- **Records for the task**
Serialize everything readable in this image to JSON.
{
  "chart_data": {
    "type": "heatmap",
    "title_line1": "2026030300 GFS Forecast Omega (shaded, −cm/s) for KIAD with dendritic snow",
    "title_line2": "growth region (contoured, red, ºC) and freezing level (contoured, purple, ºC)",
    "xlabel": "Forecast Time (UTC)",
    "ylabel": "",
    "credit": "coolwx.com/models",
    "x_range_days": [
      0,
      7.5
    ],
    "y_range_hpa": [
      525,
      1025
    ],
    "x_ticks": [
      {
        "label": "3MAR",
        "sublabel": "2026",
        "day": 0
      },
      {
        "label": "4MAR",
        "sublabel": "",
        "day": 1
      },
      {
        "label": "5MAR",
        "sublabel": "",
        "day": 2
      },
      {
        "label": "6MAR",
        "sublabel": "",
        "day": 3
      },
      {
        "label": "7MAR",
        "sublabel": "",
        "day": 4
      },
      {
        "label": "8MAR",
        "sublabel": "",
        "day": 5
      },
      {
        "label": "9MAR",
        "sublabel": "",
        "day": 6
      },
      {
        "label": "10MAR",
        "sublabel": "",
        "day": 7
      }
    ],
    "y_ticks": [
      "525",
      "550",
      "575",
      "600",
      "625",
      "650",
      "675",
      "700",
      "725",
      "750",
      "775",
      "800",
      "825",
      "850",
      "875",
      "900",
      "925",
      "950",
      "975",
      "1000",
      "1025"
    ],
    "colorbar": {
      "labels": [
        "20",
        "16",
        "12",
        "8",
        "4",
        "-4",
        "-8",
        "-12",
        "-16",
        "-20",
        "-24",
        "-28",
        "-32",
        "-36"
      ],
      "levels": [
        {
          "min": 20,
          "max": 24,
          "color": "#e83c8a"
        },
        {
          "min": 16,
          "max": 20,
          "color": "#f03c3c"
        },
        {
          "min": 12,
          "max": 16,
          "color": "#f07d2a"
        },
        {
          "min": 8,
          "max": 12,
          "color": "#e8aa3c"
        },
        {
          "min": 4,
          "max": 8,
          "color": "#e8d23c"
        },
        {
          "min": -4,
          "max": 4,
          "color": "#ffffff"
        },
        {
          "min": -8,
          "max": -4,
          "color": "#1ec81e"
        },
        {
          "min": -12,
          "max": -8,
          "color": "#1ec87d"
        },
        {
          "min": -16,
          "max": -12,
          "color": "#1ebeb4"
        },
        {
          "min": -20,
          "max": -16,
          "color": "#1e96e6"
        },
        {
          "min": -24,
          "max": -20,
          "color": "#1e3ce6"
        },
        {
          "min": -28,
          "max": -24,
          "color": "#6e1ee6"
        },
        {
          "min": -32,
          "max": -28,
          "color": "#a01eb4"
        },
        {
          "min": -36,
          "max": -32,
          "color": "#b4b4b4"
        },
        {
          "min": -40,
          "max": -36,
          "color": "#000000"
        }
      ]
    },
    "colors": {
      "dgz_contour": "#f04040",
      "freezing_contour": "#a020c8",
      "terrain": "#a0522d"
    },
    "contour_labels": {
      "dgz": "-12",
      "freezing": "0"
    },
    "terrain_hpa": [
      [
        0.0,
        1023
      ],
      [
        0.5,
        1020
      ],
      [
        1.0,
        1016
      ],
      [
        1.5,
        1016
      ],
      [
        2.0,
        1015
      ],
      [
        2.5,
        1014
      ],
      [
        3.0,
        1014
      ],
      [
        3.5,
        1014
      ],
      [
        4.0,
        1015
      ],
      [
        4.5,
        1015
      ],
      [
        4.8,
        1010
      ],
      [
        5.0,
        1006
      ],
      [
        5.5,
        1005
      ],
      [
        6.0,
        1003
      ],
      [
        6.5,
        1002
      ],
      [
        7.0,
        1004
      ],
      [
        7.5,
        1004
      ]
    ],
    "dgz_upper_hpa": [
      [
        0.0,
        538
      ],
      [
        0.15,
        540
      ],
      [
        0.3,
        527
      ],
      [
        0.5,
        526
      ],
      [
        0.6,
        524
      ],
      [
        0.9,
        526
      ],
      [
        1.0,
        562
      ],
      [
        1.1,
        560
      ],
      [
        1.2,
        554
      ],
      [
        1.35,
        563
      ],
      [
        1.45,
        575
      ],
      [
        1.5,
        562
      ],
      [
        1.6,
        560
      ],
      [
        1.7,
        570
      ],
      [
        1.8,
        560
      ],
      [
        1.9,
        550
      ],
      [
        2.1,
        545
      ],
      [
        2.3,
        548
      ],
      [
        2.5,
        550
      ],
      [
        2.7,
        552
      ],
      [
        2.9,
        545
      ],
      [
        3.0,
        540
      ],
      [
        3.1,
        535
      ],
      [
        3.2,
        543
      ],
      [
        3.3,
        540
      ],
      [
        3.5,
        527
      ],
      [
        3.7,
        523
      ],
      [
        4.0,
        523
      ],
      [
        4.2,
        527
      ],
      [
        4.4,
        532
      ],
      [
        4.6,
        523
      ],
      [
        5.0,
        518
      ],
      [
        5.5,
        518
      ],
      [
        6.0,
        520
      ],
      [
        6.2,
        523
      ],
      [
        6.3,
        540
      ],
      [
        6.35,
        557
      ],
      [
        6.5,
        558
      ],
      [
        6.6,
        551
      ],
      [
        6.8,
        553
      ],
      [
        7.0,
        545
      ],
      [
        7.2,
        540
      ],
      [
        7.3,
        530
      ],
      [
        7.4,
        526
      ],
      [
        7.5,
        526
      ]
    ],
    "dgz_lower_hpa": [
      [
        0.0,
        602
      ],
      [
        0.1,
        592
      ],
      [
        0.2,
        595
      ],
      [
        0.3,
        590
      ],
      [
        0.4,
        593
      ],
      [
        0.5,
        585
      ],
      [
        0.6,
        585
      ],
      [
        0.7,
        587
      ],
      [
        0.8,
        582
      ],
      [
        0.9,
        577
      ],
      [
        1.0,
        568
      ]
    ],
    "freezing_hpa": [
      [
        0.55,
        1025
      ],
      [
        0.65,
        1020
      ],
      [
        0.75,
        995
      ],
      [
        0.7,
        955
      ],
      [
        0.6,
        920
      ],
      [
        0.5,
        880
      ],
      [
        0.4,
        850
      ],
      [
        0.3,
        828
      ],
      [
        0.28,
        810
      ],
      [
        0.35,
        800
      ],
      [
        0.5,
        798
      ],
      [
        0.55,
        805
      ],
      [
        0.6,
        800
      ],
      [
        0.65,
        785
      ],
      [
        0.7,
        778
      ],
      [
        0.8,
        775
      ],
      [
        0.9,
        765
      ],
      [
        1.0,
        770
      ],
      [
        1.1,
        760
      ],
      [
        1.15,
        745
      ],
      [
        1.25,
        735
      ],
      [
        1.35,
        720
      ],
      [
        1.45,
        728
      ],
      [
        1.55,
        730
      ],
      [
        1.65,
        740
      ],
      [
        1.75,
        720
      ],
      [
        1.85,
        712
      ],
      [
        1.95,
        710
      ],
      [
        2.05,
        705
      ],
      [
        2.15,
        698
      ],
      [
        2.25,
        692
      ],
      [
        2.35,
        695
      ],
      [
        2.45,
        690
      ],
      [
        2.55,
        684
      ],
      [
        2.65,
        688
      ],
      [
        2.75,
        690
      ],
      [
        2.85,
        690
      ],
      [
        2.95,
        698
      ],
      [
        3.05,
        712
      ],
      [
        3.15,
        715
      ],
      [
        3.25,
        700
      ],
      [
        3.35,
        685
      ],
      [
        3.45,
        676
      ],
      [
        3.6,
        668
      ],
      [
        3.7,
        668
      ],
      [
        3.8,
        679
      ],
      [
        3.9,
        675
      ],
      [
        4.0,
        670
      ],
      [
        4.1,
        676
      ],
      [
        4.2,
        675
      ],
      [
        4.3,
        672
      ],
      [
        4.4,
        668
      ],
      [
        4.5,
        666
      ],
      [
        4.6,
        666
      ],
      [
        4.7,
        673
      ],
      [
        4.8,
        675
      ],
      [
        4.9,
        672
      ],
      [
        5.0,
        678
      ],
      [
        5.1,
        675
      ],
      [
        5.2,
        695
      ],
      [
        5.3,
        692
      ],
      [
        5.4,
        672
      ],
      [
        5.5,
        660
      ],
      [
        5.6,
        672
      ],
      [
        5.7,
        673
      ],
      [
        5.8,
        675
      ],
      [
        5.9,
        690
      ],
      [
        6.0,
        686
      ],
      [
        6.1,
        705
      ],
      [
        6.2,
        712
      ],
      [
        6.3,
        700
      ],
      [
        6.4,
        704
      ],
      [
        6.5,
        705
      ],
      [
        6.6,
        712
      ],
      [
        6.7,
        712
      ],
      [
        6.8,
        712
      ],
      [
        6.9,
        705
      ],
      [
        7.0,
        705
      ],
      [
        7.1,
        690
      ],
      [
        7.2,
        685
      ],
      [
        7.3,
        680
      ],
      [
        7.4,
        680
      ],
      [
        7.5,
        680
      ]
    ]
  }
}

- **Short task**
List all lines in the material containing the string "Forecast".

- **Reply to the task**
    "title_line1": "2026030300 GFS Forecast Omega (shaded, −cm/s) for KIAD with dendritic snow",
    "xlabel": "Forecast Time (UTC)",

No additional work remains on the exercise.